::: Data for this task

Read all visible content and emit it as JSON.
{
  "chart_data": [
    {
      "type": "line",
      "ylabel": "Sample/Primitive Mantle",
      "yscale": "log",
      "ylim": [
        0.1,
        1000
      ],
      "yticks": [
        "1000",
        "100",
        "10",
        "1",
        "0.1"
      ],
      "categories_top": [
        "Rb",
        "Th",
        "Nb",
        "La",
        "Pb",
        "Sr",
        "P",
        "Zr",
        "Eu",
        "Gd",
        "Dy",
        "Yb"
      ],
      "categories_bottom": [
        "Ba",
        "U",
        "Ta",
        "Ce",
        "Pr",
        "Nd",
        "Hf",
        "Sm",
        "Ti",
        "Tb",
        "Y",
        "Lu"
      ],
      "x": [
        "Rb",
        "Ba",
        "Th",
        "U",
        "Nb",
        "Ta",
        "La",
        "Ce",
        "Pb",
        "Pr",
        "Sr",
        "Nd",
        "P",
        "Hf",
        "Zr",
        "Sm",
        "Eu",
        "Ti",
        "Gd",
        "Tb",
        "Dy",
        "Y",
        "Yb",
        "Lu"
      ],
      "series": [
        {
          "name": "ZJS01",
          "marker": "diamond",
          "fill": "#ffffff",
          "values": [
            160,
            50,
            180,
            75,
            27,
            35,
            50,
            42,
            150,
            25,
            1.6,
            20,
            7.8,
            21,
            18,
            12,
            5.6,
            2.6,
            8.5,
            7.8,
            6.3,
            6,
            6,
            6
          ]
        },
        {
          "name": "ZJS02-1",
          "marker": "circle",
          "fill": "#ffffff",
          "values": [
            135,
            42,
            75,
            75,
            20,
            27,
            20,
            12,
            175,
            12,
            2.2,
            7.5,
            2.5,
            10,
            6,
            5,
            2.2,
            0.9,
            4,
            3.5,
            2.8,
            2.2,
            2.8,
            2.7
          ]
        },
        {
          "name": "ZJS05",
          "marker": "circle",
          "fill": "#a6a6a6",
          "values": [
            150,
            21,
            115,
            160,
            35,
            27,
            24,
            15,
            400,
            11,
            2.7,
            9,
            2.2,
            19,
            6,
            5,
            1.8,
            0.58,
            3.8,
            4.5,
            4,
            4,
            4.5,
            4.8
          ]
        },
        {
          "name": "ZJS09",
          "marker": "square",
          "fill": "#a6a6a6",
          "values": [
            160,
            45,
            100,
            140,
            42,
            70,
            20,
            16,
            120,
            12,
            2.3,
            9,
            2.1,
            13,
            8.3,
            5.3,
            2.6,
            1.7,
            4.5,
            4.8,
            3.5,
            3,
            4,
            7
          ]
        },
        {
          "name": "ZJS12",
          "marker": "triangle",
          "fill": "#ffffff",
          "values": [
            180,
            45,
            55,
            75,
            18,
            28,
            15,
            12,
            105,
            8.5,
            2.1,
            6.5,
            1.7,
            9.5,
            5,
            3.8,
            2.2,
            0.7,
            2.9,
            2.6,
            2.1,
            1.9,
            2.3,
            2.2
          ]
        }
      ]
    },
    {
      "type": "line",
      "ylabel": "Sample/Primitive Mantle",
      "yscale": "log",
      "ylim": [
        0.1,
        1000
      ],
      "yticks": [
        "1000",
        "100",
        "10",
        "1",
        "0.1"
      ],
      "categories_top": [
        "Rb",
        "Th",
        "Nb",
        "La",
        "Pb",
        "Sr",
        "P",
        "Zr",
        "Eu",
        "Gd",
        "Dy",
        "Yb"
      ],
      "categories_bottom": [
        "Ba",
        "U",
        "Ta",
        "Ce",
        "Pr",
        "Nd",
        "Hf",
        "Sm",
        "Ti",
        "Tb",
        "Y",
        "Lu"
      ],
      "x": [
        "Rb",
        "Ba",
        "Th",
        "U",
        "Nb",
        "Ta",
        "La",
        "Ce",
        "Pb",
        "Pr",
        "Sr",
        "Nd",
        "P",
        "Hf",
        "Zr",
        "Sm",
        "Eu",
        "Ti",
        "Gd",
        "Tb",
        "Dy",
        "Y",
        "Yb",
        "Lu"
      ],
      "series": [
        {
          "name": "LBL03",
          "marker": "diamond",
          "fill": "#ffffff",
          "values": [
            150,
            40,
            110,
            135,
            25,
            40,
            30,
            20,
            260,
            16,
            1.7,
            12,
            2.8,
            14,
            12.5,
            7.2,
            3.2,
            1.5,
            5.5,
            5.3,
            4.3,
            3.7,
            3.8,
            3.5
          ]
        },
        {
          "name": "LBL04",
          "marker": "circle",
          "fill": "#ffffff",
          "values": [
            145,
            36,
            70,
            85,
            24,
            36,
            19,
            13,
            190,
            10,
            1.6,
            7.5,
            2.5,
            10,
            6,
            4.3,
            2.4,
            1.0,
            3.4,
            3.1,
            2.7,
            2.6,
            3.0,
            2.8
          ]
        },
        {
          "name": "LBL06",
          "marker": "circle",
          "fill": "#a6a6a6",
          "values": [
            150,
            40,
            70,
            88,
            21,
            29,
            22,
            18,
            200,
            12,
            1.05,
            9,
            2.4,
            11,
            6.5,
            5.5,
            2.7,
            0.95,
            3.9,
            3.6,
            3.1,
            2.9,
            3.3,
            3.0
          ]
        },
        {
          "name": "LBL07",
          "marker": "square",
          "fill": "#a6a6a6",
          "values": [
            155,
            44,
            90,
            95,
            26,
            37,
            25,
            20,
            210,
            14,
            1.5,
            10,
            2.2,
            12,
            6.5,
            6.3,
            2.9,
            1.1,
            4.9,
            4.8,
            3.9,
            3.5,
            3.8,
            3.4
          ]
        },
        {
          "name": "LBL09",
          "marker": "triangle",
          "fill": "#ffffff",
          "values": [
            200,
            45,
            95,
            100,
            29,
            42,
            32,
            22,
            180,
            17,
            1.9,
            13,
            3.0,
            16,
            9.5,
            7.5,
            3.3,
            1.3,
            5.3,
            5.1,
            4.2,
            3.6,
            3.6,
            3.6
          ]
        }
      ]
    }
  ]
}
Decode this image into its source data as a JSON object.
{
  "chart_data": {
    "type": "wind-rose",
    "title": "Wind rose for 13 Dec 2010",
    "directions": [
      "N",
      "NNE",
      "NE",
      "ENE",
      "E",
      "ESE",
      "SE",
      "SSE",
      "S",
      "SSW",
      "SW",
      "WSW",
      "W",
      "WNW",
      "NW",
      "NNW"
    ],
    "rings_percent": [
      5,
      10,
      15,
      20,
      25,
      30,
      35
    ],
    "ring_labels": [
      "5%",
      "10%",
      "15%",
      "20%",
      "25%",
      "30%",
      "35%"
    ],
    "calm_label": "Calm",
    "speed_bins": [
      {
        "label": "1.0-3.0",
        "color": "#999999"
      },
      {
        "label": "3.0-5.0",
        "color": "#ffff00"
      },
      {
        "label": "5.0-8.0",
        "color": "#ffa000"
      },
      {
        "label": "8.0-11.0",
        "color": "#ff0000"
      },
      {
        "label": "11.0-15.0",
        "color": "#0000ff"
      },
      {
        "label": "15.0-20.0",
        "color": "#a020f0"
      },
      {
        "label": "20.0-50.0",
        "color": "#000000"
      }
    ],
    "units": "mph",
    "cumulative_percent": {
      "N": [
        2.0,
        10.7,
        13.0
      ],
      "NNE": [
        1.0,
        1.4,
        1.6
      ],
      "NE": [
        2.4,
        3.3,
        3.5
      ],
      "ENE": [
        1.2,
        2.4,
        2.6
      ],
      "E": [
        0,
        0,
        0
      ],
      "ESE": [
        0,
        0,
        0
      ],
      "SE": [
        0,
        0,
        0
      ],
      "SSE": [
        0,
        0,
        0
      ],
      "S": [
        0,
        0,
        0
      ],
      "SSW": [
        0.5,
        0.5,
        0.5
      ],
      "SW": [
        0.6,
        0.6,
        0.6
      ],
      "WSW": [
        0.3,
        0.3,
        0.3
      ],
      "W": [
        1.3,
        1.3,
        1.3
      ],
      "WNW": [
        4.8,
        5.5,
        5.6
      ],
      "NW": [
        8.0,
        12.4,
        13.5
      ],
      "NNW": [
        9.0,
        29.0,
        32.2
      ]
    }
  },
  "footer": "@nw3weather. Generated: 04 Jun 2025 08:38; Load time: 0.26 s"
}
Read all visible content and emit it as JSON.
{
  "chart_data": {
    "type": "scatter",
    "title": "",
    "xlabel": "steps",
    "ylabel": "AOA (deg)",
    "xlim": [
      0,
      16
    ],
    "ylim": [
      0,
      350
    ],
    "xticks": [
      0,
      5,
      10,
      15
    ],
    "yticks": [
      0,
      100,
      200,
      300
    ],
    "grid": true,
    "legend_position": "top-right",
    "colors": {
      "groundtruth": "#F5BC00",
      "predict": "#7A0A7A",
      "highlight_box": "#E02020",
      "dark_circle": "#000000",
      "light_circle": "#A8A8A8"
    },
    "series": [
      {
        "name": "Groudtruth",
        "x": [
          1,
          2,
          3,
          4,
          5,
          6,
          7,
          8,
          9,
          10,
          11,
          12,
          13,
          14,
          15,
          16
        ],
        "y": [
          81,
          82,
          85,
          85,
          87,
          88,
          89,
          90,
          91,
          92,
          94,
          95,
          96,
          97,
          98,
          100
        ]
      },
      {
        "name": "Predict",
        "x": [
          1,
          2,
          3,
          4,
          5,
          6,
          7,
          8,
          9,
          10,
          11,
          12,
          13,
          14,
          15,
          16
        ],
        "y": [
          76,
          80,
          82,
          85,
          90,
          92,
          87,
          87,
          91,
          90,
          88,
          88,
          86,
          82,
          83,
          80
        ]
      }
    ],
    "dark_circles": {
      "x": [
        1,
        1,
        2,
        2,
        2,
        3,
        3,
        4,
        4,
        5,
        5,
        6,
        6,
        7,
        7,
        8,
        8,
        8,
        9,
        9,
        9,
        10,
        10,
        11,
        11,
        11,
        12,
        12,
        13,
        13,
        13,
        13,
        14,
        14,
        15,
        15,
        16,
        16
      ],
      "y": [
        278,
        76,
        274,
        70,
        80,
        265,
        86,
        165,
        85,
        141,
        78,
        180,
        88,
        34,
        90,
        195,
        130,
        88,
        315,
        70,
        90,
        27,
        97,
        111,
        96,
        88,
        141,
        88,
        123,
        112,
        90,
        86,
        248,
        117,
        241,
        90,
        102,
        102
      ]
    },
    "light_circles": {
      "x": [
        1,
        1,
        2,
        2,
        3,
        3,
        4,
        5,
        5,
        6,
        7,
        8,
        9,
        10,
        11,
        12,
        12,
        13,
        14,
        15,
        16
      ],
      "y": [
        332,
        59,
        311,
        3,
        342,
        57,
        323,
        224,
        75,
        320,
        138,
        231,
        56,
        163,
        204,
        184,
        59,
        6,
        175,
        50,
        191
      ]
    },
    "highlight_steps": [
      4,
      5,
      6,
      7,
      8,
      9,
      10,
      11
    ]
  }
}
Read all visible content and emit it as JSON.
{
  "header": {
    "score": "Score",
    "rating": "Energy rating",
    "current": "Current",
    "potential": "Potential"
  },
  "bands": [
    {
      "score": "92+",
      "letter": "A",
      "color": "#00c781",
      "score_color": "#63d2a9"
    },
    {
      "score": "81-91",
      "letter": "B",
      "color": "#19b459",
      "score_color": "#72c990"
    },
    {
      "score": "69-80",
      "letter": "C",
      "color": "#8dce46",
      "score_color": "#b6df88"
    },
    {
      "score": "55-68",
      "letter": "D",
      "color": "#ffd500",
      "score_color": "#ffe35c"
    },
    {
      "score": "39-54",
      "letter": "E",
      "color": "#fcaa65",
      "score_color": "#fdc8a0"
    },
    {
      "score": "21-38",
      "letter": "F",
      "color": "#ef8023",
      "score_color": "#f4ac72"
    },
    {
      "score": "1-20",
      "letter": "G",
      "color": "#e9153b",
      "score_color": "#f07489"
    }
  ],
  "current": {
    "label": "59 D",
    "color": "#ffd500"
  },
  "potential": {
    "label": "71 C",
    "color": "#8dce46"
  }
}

::::::

Filter the records for lines holding the string "name". Copy each one.

          "name": "ZJS01",
          "name": "ZJS02-1",
          "name": "ZJS05",
          "name": "ZJS09",
          "name": "ZJS12",
          "name": "LBL03",
          "name": "LBL04",
          "name": "LBL06",
          "name": "LBL07",
          "name": "LBL09",
        "name": "Groudtruth",
        "name": "Predict",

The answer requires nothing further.